Excerpt from a dataset
[BEGIN]

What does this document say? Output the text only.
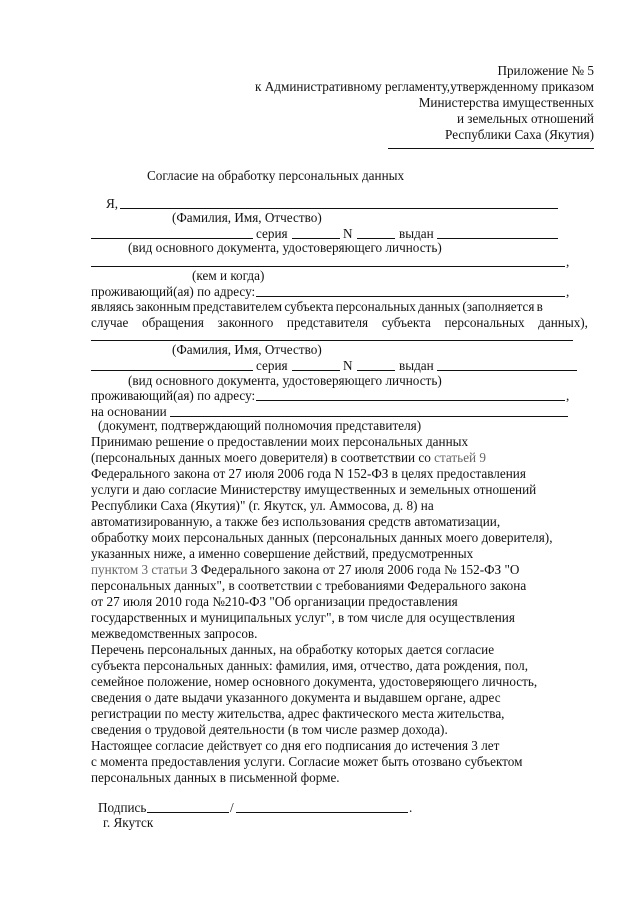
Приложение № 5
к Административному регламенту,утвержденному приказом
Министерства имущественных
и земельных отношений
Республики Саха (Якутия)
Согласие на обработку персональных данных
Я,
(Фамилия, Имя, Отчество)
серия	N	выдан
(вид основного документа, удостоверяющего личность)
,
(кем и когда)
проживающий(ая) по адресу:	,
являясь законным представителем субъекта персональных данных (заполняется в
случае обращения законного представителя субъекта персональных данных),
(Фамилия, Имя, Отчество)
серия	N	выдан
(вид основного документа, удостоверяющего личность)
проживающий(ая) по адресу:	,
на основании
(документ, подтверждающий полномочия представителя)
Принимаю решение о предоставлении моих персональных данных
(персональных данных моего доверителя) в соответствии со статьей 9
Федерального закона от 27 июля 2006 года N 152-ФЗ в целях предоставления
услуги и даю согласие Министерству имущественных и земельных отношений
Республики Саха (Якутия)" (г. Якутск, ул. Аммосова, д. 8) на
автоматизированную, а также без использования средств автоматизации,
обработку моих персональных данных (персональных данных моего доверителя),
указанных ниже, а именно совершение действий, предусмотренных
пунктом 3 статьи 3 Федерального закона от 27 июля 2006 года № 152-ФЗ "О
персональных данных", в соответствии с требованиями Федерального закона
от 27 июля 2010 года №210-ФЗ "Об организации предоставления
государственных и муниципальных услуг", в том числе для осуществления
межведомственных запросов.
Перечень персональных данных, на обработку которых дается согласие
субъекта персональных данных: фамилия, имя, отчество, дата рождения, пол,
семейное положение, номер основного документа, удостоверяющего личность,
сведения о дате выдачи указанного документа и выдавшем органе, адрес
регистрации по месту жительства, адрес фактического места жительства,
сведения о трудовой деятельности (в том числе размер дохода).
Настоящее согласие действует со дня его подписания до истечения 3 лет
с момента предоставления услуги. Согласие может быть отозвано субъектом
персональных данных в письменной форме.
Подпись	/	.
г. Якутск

[END]
[BEGIN]

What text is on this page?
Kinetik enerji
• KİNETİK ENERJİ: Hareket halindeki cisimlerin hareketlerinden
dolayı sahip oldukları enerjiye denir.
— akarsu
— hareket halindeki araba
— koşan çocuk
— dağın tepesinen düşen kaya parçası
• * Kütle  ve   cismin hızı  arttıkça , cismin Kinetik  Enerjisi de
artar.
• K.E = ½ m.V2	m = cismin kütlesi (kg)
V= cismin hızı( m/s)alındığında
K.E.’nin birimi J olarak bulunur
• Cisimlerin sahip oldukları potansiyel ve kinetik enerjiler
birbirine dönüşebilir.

[END]
[BEGIN]

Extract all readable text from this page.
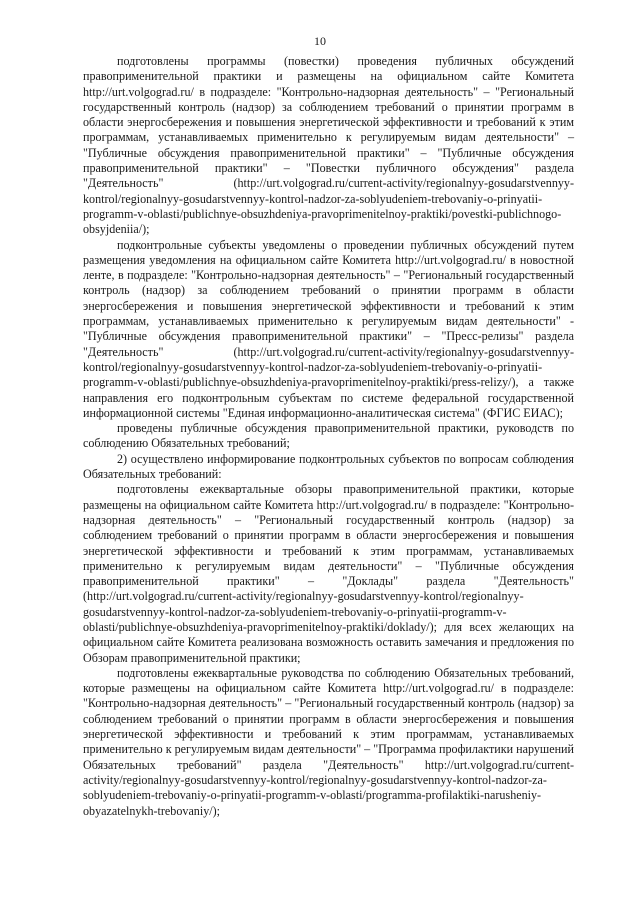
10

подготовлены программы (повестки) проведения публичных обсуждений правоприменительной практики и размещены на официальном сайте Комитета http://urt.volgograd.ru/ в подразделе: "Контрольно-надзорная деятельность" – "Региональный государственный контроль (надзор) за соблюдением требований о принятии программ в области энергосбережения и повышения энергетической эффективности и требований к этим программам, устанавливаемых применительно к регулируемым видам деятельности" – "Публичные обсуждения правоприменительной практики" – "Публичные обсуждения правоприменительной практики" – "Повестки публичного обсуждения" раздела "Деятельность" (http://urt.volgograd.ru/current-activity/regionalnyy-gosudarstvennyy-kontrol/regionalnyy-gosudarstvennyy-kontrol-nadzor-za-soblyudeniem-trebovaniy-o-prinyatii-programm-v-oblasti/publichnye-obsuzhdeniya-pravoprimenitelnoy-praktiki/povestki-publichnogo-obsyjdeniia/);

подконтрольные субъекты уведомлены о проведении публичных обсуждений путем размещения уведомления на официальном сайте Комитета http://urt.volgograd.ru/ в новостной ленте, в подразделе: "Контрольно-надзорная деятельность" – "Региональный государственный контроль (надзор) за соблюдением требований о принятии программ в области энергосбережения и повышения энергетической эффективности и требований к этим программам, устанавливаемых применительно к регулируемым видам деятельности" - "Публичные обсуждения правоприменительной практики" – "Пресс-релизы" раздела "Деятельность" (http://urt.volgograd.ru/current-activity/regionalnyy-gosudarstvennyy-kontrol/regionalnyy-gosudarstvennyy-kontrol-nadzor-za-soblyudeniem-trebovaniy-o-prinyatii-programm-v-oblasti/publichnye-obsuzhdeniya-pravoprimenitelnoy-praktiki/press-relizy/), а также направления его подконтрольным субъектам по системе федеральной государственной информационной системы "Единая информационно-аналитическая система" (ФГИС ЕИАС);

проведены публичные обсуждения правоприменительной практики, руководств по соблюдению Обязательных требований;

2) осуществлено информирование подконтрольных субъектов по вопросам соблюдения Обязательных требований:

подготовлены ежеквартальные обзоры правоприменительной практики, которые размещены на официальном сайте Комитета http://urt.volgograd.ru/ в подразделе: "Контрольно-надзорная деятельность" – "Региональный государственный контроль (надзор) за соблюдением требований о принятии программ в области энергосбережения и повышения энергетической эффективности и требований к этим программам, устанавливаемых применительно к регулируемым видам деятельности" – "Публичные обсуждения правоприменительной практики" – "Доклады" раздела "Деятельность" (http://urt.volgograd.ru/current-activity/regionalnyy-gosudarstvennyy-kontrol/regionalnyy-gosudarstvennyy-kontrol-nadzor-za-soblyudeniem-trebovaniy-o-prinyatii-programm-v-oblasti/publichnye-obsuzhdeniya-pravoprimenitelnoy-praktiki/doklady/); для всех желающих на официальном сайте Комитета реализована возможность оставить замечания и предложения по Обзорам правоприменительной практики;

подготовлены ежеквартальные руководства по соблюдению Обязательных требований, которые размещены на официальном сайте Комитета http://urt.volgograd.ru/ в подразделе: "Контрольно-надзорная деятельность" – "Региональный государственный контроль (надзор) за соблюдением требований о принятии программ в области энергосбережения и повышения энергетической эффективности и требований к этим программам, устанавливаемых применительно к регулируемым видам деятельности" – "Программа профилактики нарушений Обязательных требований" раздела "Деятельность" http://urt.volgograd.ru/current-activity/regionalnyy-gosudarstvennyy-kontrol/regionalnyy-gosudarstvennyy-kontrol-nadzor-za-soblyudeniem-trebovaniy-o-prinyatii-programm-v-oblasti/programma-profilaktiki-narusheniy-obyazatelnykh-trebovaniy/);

[END]

**AIM:** Extract all lines from the data in which "моих" is found.

**PROBLEM SOLUTION:**
Принимаю решение о предоставлении моих персональных данных
обработку моих персональных данных (персональных данных моего доверителя),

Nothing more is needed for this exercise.